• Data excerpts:

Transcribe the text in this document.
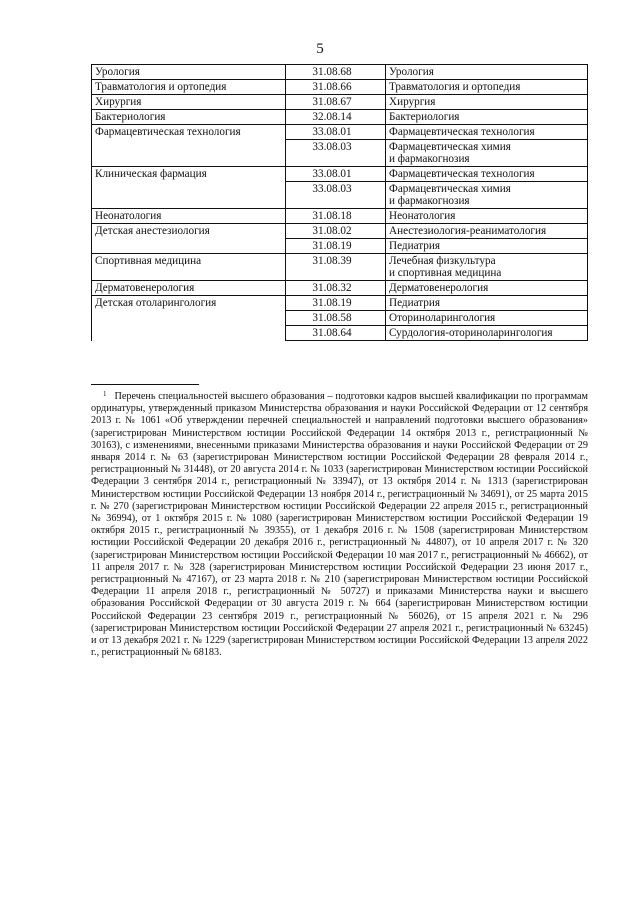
5
Урология	31.08.68	Урология
Травматология и ортопедия	31.08.66	Травматология и ортопедия
Хирургия	31.08.67	Хирургия
Бактериология	32.08.14	Бактериология
Фармацевтическая технология	33.08.01	Фармацевтическая технология
	33.08.03	Фармацевтическая химия
и фармакогнозия
Клиническая фармация	33.08.01	Фармацевтическая технология
	33.08.03	Фармацевтическая химия
и фармакогнозия
Неонатология	31.08.18	Неонатология
Детская анестезиология	31.08.02	Анестезиология-реаниматология
	31.08.19	Педиатрия
Спортивная медицина	31.08.39	Лечебная физкультура
и спортивная медицина
Дерматовенерология	31.08.32	Дерматовенерология
Детская отоларингология	31.08.19	Педиатрия
	31.08.58	Оториноларингология
	31.08.64	Сурдология-оториноларингология

$^1$ Перечень специальностей высшего образования – подготовки кадров высшей квалификации по программам ординатуры, утвержденный приказом Министерства образования и науки Российской Федерации от 12 сентября 2013 г. № 1061 «Об утверждении перечней специальностей и направлений подготовки высшего образования» (зарегистрирован Министерством юстиции Российской Федерации 14 октября 2013 г., регистрационный № 30163), с изменениями, внесенными приказами Министерства образования и науки Российской Федерации от 29 января 2014 г. № 63 (зарегистрирован Министерством юстиции Российской Федерации 28 февраля 2014 г., регистрационный № 31448), от 20 августа 2014 г. № 1033 (зарегистрирован Министерством юстиции Российской Федерации 3 сентября 2014 г., регистрационный № 33947), от 13 октября 2014 г. № 1313 (зарегистрирован Министерством юстиции Российской Федерации 13 ноября 2014 г., регистрационный № 34691), от 25 марта 2015 г. № 270 (зарегистрирован Министерством юстиции Российской Федерации 22 апреля 2015 г., регистрационный № 36994), от 1 октября 2015 г. № 1080 (зарегистрирован Министерством юстиции Российской Федерации 19 октября 2015 г., регистрационный № 39355), от 1 декабря 2016 г. № 1508 (зарегистрирован Министерством юстиции Российской Федерации 20 декабря 2016 г., регистрационный № 44807), от 10 апреля 2017 г. № 320 (зарегистрирован Министерством юстиции Российской Федерации 10 мая 2017 г., регистрационный № 46662), от 11 апреля 2017 г. № 328 (зарегистрирован Министерством юстиции Российской Федерации 23 июня 2017 г., регистрационный № 47167), от 23 марта 2018 г. № 210 (зарегистрирован Министерством юстиции Российской Федерации 11 апреля 2018 г., регистрационный № 50727) и приказами Министерства науки и высшего образования Российской Федерации от 30 августа 2019 г. № 664 (зарегистрирован Министерством юстиции Российской Федерации 23 сентября 2019 г., регистрационный № 56026), от 15 апреля 2021 г. № 296 (зарегистрирован Министерством юстиции Российской Федерации 27 апреля 2021 г., регистрационный № 63245) и от 13 декабря 2021 г. № 1229 (зарегистрирован Министерством юстиции Российской Федерации 13 апреля 2022 г., регистрационный № 68183.
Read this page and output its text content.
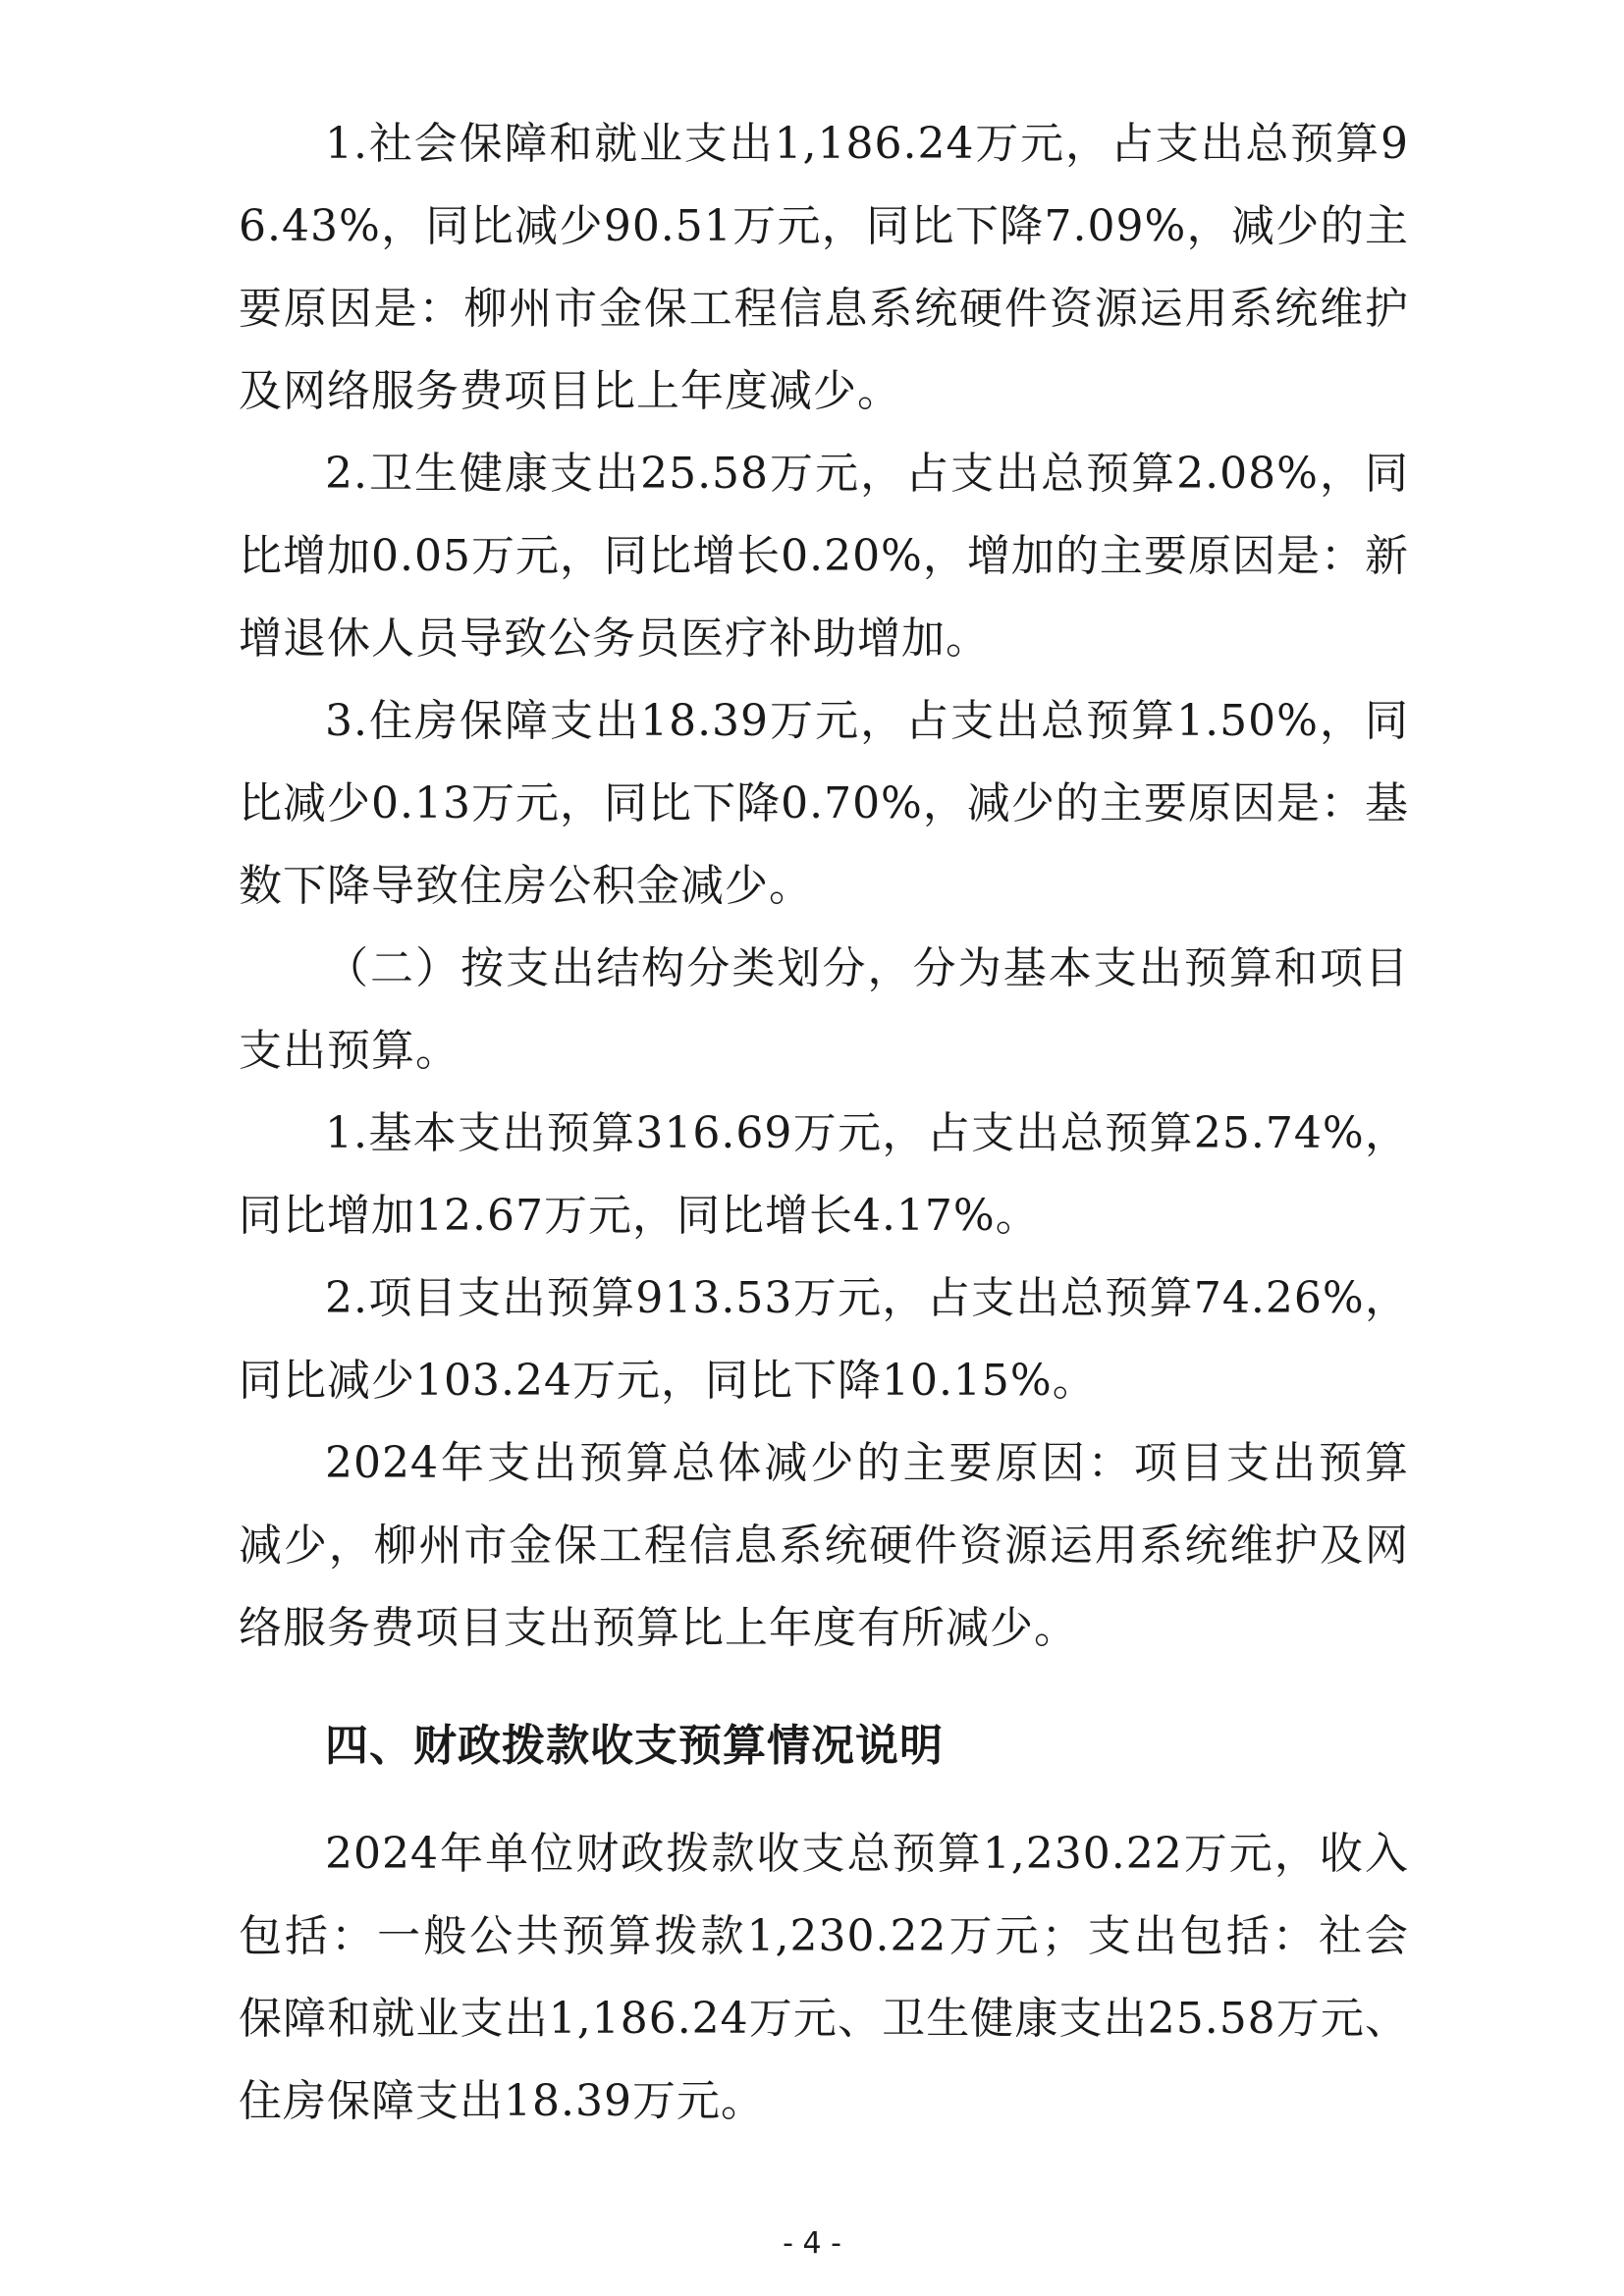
1.社会保障和就业支出1,186.24万元，占支出总预算96.43%，同比减少90.51万元，同比下降7.09%，减少的主要原因是：柳州市金保工程信息系统硬件资源运用系统维护及网络服务费项目比上年度减少。

2.卫生健康支出25.58万元，占支出总预算2.08%，同比增加0.05万元，同比增长0.20%，增加的主要原因是：新增退休人员导致公务员医疗补助增加。

3.住房保障支出18.39万元，占支出总预算1.50%，同比减少0.13万元，同比下降0.70%，减少的主要原因是：基数下降导致住房公积金减少。

（二）按支出结构分类划分，分为基本支出预算和项目支出预算。

1.基本支出预算316.69万元，占支出总预算25.74%，同比增加12.67万元，同比增长4.17%。

2.项目支出预算913.53万元，占支出总预算74.26%，同比减少103.24万元，同比下降10.15%。

2024年支出预算总体减少的主要原因：项目支出预算减少，柳州市金保工程信息系统硬件资源运用系统维护及网络服务费项目支出预算比上年度有所减少。

四、财政拨款收支预算情况说明

2024年单位财政拨款收支总预算1,230.22万元，收入包括：一般公共预算拨款1,230.22万元；支出包括：社会保障和就业支出1,186.24万元、卫生健康支出25.58万元、住房保障支出18.39万元。

- 4 -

• What is asked:
Copy every record above exactly as written, but leave out the pictures.

• Output for this task:
Transcribe the text in this document.
5
Урология	31.08.68	Урология
Травматология и ортопедия	31.08.66	Травматология и ортопедия
Хирургия	31.08.67	Хирургия
Бактериология	32.08.14	Бактериология
Фармацевтическая технология	33.08.01	Фармацевтическая технология
	33.08.03	Фармацевтическая химия
и фармакогнозия
Клиническая фармация	33.08.01	Фармацевтическая технология
	33.08.03	Фармацевтическая химия
и фармакогнозия
Неонатология	31.08.18	Неонатология
Детская анестезиология	31.08.02	Анестезиология-реаниматология
	31.08.19	Педиатрия
Спортивная медицина	31.08.39	Лечебная физкультура
и спортивная медицина
Дерматовенерология	31.08.32	Дерматовенерология
Детская отоларингология	31.08.19	Педиатрия
	31.08.58	Оториноларингология
	31.08.64	Сурдология-оториноларингология

$^1$ Перечень специальностей высшего образования – подготовки кадров высшей квалификации по программам ординатуры, утвержденный приказом Министерства образования и науки Российской Федерации от 12 сентября 2013 г. № 1061 «Об утверждении перечней специальностей и направлений подготовки высшего образования» (зарегистрирован Министерством юстиции Российской Федерации 14 октября 2013 г., регистрационный № 30163), с изменениями, внесенными приказами Министерства образования и науки Российской Федерации от 29 января 2014 г. № 63 (зарегистрирован Министерством юстиции Российской Федерации 28 февраля 2014 г., регистрационный № 31448), от 20 августа 2014 г. № 1033 (зарегистрирован Министерством юстиции Российской Федерации 3 сентября 2014 г., регистрационный № 33947), от 13 октября 2014 г. № 1313 (зарегистрирован Министерством юстиции Российской Федерации 13 ноября 2014 г., регистрационный № 34691), от 25 марта 2015 г. № 270 (зарегистрирован Министерством юстиции Российской Федерации 22 апреля 2015 г., регистрационный № 36994), от 1 октября 2015 г. № 1080 (зарегистрирован Министерством юстиции Российской Федерации 19 октября 2015 г., регистрационный № 39355), от 1 декабря 2016 г. № 1508 (зарегистрирован Министерством юстиции Российской Федерации 20 декабря 2016 г., регистрационный № 44807), от 10 апреля 2017 г. № 320 (зарегистрирован Министерством юстиции Российской Федерации 10 мая 2017 г., регистрационный № 46662), от 11 апреля 2017 г. № 328 (зарегистрирован Министерством юстиции Российской Федерации 23 июня 2017 г., регистрационный № 47167), от 23 марта 2018 г. № 210 (зарегистрирован Министерством юстиции Российской Федерации 11 апреля 2018 г., регистрационный № 50727) и приказами Министерства науки и высшего образования Российской Федерации от 30 августа 2019 г. № 664 (зарегистрирован Министерством юстиции Российской Федерации 23 сентября 2019 г., регистрационный № 56026), от 15 апреля 2021 г. № 296 (зарегистрирован Министерством юстиции Российской Федерации 27 апреля 2021 г., регистрационный № 63245) и от 13 декабря 2021 г. № 1229 (зарегистрирован Министерством юстиции Российской Федерации 13 апреля 2022 г., регистрационный № 68183.
Read this page and output its text content.
1.社会保障和就业支出1,186.24万元，占支出总预算96.43%，同比减少90.51万元，同比下降7.09%，减少的主要原因是：柳州市金保工程信息系统硬件资源运用系统维护及网络服务费项目比上年度减少。

2.卫生健康支出25.58万元，占支出总预算2.08%，同比增加0.05万元，同比增长0.20%，增加的主要原因是：新增退休人员导致公务员医疗补助增加。

3.住房保障支出18.39万元，占支出总预算1.50%，同比减少0.13万元，同比下降0.70%，减少的主要原因是：基数下降导致住房公积金减少。

（二）按支出结构分类划分，分为基本支出预算和项目支出预算。

1.基本支出预算316.69万元，占支出总预算25.74%，同比增加12.67万元，同比增长4.17%。

2.项目支出预算913.53万元，占支出总预算74.26%，同比减少103.24万元，同比下降10.15%。

2024年支出预算总体减少的主要原因：项目支出预算减少，柳州市金保工程信息系统硬件资源运用系统维护及网络服务费项目支出预算比上年度有所减少。

四、财政拨款收支预算情况说明

2024年单位财政拨款收支总预算1,230.22万元，收入包括：一般公共预算拨款1,230.22万元；支出包括：社会保障和就业支出1,186.24万元、卫生健康支出25.58万元、住房保障支出18.39万元。

- 4 -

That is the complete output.